(Collected data entries)
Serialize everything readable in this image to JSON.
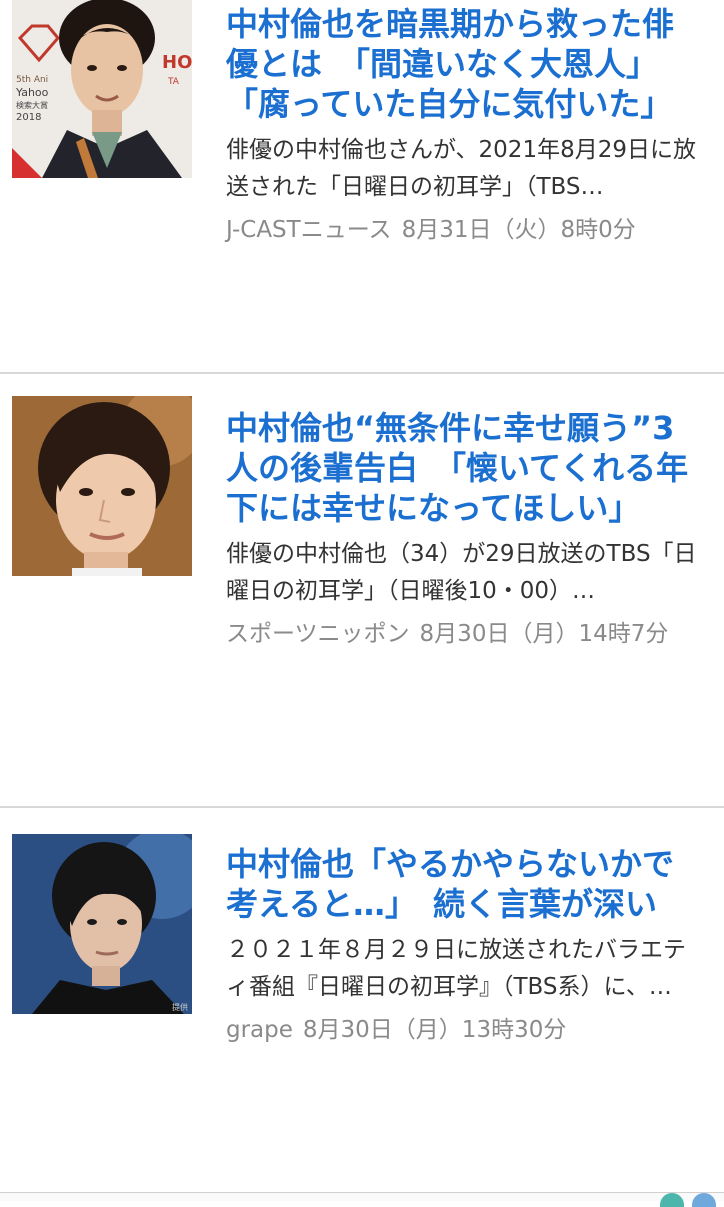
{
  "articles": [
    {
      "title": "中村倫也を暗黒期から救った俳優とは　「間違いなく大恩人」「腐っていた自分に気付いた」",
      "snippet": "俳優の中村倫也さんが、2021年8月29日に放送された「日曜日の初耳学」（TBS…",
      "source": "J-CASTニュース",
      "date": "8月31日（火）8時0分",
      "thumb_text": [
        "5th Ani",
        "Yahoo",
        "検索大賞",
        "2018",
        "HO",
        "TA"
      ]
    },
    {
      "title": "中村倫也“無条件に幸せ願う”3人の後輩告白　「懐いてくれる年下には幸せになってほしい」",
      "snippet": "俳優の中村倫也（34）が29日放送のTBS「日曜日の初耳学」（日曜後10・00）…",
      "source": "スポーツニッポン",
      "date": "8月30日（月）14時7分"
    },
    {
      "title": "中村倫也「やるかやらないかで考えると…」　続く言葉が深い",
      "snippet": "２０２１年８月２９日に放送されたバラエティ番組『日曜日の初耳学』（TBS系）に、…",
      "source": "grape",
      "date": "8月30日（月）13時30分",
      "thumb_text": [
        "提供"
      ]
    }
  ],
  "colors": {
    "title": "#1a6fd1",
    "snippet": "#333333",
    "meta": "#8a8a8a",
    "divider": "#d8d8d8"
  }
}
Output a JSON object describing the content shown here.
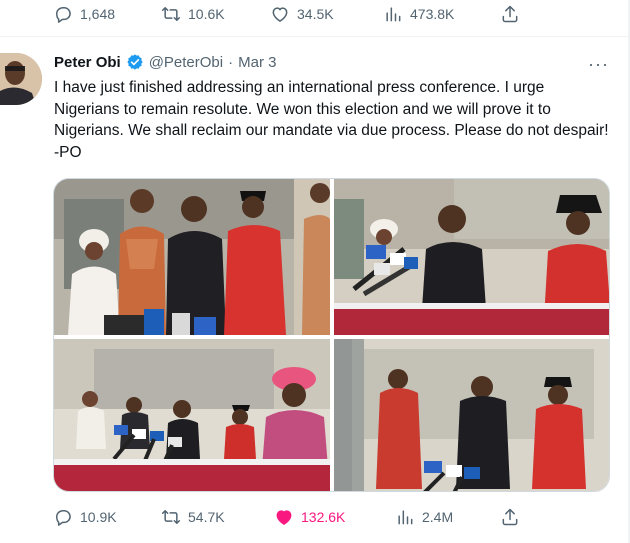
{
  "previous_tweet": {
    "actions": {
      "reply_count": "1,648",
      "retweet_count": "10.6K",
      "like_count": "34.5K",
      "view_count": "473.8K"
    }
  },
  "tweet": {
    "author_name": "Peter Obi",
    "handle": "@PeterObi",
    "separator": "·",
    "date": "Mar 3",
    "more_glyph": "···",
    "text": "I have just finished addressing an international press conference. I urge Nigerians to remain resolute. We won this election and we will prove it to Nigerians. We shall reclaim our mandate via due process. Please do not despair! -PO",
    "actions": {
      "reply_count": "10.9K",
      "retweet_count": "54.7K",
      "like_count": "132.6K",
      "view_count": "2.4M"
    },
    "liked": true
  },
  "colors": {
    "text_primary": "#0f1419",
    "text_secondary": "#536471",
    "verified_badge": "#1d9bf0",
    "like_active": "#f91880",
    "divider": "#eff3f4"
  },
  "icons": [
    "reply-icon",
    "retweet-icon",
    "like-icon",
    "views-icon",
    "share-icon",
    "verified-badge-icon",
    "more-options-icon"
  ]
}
==
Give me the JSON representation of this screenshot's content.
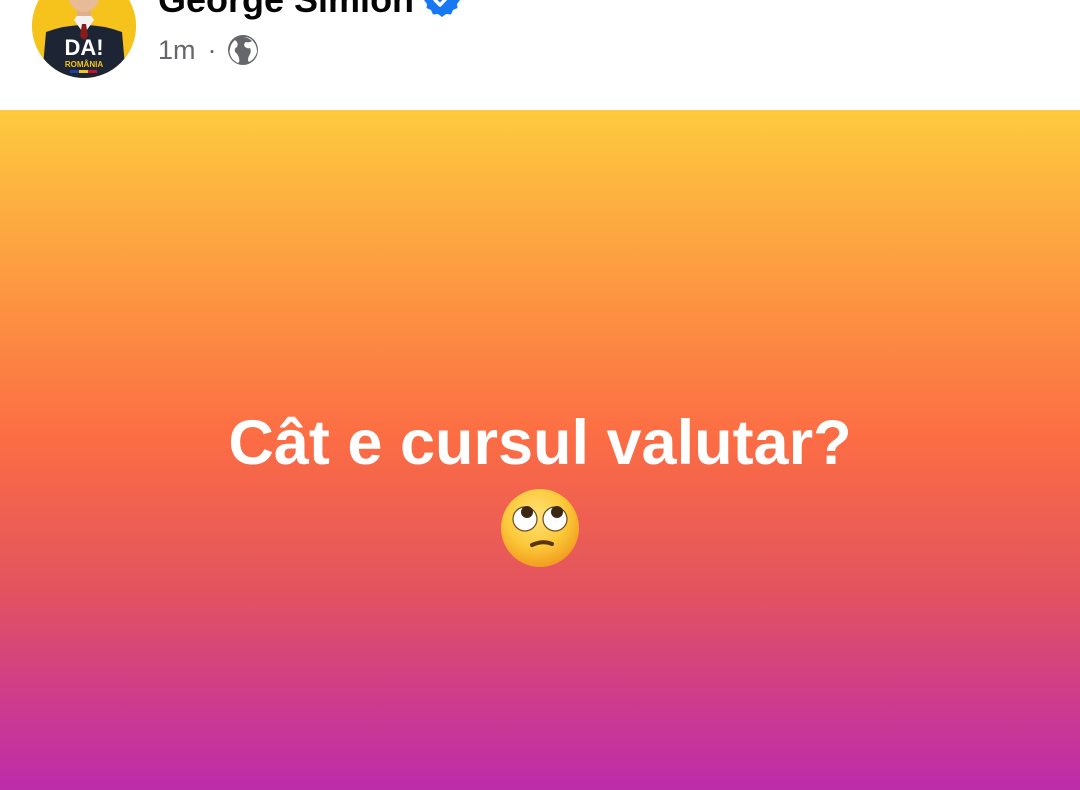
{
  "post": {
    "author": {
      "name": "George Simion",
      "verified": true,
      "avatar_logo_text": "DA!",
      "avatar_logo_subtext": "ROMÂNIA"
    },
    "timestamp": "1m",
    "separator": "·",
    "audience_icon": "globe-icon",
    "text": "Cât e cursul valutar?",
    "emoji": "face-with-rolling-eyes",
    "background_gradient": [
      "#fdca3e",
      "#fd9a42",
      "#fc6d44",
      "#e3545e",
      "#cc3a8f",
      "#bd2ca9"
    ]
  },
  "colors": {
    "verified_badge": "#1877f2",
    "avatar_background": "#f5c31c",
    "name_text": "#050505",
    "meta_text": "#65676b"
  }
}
...
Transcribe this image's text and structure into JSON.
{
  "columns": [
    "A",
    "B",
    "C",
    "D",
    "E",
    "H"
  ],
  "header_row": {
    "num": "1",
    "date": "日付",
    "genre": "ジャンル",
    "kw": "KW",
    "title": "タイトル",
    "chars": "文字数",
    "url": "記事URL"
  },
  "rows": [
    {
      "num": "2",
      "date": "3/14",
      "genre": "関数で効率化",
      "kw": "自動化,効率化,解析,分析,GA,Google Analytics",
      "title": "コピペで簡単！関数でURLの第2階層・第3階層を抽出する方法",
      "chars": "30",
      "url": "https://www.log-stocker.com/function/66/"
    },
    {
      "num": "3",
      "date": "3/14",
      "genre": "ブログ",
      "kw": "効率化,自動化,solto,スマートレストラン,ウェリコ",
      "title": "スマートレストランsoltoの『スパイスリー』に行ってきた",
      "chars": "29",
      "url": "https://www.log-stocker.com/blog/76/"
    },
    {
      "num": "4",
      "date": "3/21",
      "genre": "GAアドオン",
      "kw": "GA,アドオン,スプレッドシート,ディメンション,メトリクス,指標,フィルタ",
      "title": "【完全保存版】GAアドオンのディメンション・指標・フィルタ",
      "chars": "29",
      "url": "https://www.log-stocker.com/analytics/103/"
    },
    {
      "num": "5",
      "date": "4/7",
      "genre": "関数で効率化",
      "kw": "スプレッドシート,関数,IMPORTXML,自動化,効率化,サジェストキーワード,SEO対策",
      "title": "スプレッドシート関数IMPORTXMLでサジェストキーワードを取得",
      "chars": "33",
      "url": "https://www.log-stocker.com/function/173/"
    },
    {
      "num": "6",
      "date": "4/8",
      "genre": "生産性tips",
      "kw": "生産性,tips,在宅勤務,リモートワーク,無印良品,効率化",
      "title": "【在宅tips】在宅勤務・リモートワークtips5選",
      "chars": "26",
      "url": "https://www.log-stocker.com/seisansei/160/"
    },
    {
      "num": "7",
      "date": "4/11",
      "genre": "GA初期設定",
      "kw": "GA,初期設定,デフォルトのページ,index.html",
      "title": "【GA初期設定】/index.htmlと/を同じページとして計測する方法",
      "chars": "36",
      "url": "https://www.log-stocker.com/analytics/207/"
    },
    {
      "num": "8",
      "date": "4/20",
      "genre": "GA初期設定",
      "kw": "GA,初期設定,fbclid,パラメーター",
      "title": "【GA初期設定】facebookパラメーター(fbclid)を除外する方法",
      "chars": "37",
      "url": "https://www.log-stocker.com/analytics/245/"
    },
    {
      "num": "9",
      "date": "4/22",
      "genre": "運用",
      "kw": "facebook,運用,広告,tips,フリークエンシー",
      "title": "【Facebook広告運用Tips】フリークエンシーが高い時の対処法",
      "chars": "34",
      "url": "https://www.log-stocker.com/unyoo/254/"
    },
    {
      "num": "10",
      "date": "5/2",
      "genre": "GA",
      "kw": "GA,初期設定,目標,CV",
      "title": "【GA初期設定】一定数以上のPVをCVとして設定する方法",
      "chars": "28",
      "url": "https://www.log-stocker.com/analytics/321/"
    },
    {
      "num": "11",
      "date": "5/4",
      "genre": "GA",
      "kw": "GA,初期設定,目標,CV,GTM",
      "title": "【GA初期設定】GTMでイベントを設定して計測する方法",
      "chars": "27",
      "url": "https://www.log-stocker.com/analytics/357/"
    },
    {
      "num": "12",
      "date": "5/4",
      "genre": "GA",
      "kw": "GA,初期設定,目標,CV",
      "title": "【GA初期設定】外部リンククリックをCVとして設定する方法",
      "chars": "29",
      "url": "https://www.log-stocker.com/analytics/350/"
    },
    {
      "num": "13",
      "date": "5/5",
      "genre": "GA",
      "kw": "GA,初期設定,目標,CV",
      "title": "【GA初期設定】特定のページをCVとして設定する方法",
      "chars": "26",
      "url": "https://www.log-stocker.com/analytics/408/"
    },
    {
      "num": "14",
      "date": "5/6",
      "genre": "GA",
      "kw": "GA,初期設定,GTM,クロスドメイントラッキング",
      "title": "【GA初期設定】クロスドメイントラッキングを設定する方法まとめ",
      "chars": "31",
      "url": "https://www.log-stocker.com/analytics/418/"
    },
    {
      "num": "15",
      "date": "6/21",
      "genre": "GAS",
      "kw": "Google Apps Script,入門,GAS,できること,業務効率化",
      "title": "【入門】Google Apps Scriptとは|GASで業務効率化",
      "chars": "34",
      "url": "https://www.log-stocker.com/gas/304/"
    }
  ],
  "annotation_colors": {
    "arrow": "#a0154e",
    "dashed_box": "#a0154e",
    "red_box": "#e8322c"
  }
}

» GIVEN INSTRUCTION
State the count of lines holding the string "Google" in the listing above, and nothing else.

» EXERCISE RESPONSE
3